═══ Supplied material

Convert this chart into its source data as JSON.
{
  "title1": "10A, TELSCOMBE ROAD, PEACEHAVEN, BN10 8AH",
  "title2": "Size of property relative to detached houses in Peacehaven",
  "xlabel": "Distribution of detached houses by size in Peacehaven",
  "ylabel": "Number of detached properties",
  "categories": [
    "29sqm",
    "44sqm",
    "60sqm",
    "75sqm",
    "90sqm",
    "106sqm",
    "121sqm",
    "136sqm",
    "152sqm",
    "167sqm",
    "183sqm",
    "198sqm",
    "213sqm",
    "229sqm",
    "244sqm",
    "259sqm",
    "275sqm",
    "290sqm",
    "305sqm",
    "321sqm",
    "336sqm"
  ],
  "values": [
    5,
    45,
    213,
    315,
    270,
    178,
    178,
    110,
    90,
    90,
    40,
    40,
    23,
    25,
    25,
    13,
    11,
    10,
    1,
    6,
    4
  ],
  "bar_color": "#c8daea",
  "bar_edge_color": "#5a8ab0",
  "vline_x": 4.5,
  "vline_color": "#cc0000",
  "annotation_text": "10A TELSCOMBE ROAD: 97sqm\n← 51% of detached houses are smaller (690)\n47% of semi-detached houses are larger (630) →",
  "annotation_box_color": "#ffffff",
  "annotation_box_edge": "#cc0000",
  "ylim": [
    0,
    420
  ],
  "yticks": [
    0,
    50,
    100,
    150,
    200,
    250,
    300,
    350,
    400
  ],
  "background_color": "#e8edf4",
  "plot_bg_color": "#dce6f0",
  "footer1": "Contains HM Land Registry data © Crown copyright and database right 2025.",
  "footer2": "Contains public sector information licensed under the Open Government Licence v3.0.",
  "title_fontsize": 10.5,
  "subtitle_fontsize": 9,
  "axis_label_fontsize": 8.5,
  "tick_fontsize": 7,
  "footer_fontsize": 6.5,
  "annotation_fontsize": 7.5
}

══════
═══ Supplied material

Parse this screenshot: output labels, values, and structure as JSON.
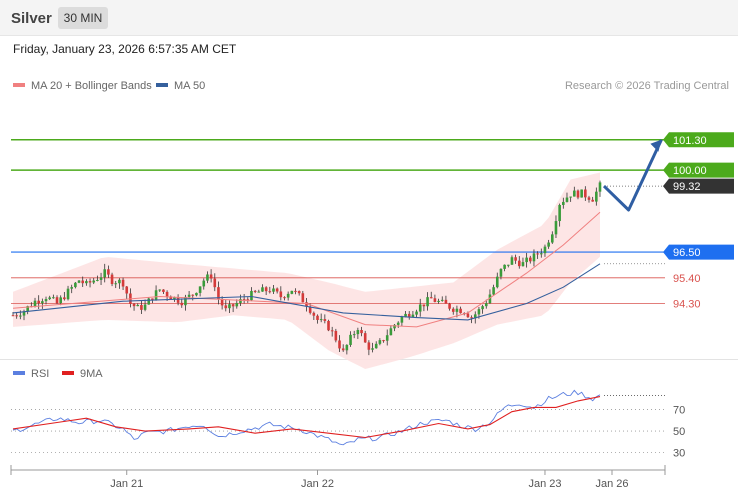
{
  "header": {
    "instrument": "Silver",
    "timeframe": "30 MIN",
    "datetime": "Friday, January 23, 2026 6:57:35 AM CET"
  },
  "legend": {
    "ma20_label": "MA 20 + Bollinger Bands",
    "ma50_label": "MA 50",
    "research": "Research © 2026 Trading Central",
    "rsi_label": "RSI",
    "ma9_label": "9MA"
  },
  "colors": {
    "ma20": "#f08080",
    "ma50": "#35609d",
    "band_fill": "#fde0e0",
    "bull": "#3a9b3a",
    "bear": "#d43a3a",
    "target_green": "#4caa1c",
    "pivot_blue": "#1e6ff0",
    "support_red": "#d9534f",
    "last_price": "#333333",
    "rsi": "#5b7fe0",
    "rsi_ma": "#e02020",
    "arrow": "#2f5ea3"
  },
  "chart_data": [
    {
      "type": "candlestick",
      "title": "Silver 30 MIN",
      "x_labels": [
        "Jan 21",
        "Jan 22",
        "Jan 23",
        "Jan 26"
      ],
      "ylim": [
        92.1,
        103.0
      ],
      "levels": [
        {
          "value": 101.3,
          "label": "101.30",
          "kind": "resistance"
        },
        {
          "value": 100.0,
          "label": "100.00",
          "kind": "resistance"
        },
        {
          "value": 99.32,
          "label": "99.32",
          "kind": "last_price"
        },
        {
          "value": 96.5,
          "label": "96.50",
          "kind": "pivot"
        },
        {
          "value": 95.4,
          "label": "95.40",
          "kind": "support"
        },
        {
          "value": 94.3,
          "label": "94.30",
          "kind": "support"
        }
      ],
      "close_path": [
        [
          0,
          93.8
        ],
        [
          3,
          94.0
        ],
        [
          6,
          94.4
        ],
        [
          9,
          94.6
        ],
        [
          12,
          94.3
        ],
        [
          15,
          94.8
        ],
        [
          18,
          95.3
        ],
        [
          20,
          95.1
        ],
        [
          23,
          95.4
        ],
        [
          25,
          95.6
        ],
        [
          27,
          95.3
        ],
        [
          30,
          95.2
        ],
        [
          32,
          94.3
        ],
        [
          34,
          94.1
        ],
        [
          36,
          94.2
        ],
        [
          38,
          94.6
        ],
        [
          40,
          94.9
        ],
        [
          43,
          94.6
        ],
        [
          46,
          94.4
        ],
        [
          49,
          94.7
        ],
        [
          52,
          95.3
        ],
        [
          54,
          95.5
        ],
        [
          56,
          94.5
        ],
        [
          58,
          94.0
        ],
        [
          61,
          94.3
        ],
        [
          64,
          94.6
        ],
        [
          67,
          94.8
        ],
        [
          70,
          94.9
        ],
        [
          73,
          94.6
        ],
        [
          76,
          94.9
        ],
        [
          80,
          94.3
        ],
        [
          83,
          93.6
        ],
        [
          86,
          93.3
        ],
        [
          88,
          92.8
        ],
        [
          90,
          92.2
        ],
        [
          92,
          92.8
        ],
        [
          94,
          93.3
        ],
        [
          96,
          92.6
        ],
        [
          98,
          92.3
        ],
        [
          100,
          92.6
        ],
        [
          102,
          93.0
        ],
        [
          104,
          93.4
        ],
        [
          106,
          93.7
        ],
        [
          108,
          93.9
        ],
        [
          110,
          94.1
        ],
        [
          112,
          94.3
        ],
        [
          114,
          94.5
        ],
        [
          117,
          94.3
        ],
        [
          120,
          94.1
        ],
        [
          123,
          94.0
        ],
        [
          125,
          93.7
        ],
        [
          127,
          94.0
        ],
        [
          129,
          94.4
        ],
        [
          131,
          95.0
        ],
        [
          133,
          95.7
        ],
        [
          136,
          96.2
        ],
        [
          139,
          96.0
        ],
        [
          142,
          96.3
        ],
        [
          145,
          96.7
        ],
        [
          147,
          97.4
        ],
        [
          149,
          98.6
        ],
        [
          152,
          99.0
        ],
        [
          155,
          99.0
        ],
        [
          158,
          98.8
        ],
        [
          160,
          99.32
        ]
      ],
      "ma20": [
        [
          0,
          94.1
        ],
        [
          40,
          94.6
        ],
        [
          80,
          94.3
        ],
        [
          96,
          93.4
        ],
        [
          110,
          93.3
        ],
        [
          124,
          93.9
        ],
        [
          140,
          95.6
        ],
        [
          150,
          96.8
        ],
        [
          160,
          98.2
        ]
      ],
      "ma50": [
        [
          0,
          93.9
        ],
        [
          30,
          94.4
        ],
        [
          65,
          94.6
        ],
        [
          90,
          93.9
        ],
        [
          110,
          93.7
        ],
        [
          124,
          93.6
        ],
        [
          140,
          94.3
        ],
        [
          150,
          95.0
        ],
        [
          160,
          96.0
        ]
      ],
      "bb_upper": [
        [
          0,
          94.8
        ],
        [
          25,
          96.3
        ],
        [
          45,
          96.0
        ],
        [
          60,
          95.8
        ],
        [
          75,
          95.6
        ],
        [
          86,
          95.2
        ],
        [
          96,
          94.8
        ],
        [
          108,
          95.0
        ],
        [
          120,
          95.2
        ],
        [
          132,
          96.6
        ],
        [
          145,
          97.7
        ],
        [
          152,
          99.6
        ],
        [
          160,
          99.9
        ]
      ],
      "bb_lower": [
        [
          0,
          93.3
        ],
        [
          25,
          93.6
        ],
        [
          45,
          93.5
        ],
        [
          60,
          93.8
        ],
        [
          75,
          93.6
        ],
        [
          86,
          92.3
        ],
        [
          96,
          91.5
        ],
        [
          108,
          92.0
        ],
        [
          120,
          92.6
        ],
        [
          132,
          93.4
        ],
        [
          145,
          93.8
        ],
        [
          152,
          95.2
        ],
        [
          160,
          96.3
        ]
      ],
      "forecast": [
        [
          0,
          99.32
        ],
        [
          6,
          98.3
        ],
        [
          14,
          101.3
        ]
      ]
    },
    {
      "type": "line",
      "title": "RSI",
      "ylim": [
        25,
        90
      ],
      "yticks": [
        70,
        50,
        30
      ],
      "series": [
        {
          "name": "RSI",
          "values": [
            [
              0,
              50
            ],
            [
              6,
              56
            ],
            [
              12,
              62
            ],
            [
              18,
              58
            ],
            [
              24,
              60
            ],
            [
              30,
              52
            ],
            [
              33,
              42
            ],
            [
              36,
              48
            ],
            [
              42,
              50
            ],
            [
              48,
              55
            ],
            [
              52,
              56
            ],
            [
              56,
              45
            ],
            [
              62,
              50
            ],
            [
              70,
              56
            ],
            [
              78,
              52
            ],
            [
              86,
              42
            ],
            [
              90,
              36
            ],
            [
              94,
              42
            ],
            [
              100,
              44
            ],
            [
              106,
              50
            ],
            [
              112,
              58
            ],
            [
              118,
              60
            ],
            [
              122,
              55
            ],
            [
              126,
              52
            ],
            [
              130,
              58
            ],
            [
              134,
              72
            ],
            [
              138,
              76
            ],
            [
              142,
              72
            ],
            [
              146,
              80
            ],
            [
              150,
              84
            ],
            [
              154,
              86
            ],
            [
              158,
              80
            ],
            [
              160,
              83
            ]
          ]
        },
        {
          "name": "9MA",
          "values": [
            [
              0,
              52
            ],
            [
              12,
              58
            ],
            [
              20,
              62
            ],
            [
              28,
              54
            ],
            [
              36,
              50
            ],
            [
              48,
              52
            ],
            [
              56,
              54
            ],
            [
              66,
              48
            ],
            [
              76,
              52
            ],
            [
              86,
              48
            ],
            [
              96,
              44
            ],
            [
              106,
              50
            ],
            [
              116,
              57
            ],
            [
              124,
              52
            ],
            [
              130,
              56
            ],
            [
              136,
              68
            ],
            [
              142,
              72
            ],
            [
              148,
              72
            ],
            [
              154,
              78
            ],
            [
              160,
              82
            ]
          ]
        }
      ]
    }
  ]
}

══════

**Exercise directions:** Go through the records. Copy each line where "Contains" appears.

**Solution to this problem:**
  "footer1": "Contains HM Land Registry data © Crown copyright and database right 2025.",
  "footer2": "Contains public sector information licensed under the Open Government Licence v3.0.",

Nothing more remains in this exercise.